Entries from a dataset
* * * * * * * * *
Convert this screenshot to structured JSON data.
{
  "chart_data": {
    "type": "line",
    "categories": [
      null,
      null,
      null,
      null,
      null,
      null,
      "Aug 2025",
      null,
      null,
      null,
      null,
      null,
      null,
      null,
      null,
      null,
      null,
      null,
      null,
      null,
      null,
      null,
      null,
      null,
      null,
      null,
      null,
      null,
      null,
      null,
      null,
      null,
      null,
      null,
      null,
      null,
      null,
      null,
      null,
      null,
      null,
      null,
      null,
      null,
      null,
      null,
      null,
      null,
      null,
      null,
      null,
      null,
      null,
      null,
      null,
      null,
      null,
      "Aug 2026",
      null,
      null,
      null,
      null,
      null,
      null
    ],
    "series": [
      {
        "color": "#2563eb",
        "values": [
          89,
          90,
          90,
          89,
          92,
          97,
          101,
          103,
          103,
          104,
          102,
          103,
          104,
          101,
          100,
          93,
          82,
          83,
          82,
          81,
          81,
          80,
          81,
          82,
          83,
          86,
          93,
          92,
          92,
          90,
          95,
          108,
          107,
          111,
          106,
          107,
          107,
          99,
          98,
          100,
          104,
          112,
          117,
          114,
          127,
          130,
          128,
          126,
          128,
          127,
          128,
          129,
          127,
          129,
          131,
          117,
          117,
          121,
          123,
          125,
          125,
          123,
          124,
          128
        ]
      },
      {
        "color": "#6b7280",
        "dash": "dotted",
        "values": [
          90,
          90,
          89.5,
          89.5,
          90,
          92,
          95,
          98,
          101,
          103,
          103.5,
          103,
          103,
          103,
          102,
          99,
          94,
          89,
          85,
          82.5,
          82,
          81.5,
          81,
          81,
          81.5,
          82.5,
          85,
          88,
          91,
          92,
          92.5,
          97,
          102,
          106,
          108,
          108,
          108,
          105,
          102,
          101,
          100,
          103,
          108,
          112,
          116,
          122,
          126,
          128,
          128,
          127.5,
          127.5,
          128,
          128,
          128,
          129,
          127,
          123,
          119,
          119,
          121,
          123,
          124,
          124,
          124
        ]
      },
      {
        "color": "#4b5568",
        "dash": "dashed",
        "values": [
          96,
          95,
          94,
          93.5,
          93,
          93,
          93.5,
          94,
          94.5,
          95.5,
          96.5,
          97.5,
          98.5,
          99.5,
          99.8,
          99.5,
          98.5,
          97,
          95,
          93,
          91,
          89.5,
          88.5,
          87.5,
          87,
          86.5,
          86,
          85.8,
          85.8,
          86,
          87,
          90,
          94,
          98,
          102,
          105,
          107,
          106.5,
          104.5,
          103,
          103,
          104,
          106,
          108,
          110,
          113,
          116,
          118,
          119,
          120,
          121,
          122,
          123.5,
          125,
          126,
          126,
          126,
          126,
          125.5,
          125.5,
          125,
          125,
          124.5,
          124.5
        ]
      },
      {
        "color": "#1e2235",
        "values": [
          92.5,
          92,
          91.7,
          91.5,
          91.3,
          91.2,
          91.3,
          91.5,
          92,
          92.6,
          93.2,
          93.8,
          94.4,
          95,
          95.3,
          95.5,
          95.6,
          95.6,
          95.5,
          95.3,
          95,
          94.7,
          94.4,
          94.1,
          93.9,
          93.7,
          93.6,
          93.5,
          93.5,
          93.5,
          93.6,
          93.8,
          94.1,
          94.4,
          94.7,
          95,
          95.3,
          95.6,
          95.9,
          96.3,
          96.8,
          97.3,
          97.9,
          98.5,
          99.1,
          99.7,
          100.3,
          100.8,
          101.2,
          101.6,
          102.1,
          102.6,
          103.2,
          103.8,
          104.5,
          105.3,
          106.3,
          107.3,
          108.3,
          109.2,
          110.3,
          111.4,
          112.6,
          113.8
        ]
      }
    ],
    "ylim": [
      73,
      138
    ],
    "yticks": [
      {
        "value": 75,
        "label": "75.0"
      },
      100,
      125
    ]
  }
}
* * * * * * * * *
## WHAT THE EXERCISE ASKS
Write out every record verbatim.

## THE COMPLETED TASK
Convert this screenshot to structured JSON data.
{
  "chart_data": {
    "type": "line",
    "categories": [
      null,
      null,
      null,
      null,
      null,
      null,
      "Aug 2025",
      null,
      null,
      null,
      null,
      null,
      null,
      null,
      null,
      null,
      null,
      null,
      null,
      null,
      null,
      null,
      null,
      null,
      null,
      null,
      null,
      null,
      null,
      null,
      null,
      null,
      null,
      null,
      null,
      null,
      null,
      null,
      null,
      null,
      null,
      null,
      null,
      null,
      null,
      null,
      null,
      null,
      null,
      null,
      null,
      null,
      null,
      null,
      null,
      null,
      null,
      "Aug 2026",
      null,
      null,
      null,
      null,
      null,
      null
    ],
    "series": [
      {
        "color": "#2563eb",
        "values": [
          89,
          90,
          90,
          89,
          92,
          97,
          101,
          103,
          103,
          104,
          102,
          103,
          104,
          101,
          100,
          93,
          82,
          83,
          82,
          81,
          81,
          80,
          81,
          82,
          83,
          86,
          93,
          92,
          92,
          90,
          95,
          108,
          107,
          111,
          106,
          107,
          107,
          99,
          98,
          100,
          104,
          112,
          117,
          114,
          127,
          130,
          128,
          126,
          128,
          127,
          128,
          129,
          127,
          129,
          131,
          117,
          117,
          121,
          123,
          125,
          125,
          123,
          124,
          128
        ]
      },
      {
        "color": "#6b7280",
        "dash": "dotted",
        "values": [
          90,
          90,
          89.5,
          89.5,
          90,
          92,
          95,
          98,
          101,
          103,
          103.5,
          103,
          103,
          103,
          102,
          99,
          94,
          89,
          85,
          82.5,
          82,
          81.5,
          81,
          81,
          81.5,
          82.5,
          85,
          88,
          91,
          92,
          92.5,
          97,
          102,
          106,
          108,
          108,
          108,
          105,
          102,
          101,
          100,
          103,
          108,
          112,
          116,
          122,
          126,
          128,
          128,
          127.5,
          127.5,
          128,
          128,
          128,
          129,
          127,
          123,
          119,
          119,
          121,
          123,
          124,
          124,
          124
        ]
      },
      {
        "color": "#4b5568",
        "dash": "dashed",
        "values": [
          96,
          95,
          94,
          93.5,
          93,
          93,
          93.5,
          94,
          94.5,
          95.5,
          96.5,
          97.5,
          98.5,
          99.5,
          99.8,
          99.5,
          98.5,
          97,
          95,
          93,
          91,
          89.5,
          88.5,
          87.5,
          87,
          86.5,
          86,
          85.8,
          85.8,
          86,
          87,
          90,
          94,
          98,
          102,
          105,
          107,
          106.5,
          104.5,
          103,
          103,
          104,
          106,
          108,
          110,
          113,
          116,
          118,
          119,
          120,
          121,
          122,
          123.5,
          125,
          126,
          126,
          126,
          126,
          125.5,
          125.5,
          125,
          125,
          124.5,
          124.5
        ]
      },
      {
        "color": "#1e2235",
        "values": [
          92.5,
          92,
          91.7,
          91.5,
          91.3,
          91.2,
          91.3,
          91.5,
          92,
          92.6,
          93.2,
          93.8,
          94.4,
          95,
          95.3,
          95.5,
          95.6,
          95.6,
          95.5,
          95.3,
          95,
          94.7,
          94.4,
          94.1,
          93.9,
          93.7,
          93.6,
          93.5,
          93.5,
          93.5,
          93.6,
          93.8,
          94.1,
          94.4,
          94.7,
          95,
          95.3,
          95.6,
          95.9,
          96.3,
          96.8,
          97.3,
          97.9,
          98.5,
          99.1,
          99.7,
          100.3,
          100.8,
          101.2,
          101.6,
          102.1,
          102.6,
          103.2,
          103.8,
          104.5,
          105.3,
          106.3,
          107.3,
          108.3,
          109.2,
          110.3,
          111.4,
          112.6,
          113.8
        ]
      }
    ],
    "ylim": [
      73,
      138
    ],
    "yticks": [
      {
        "value": 75,
        "label": "75.0"
      },
      100,
      125
    ]
  }
}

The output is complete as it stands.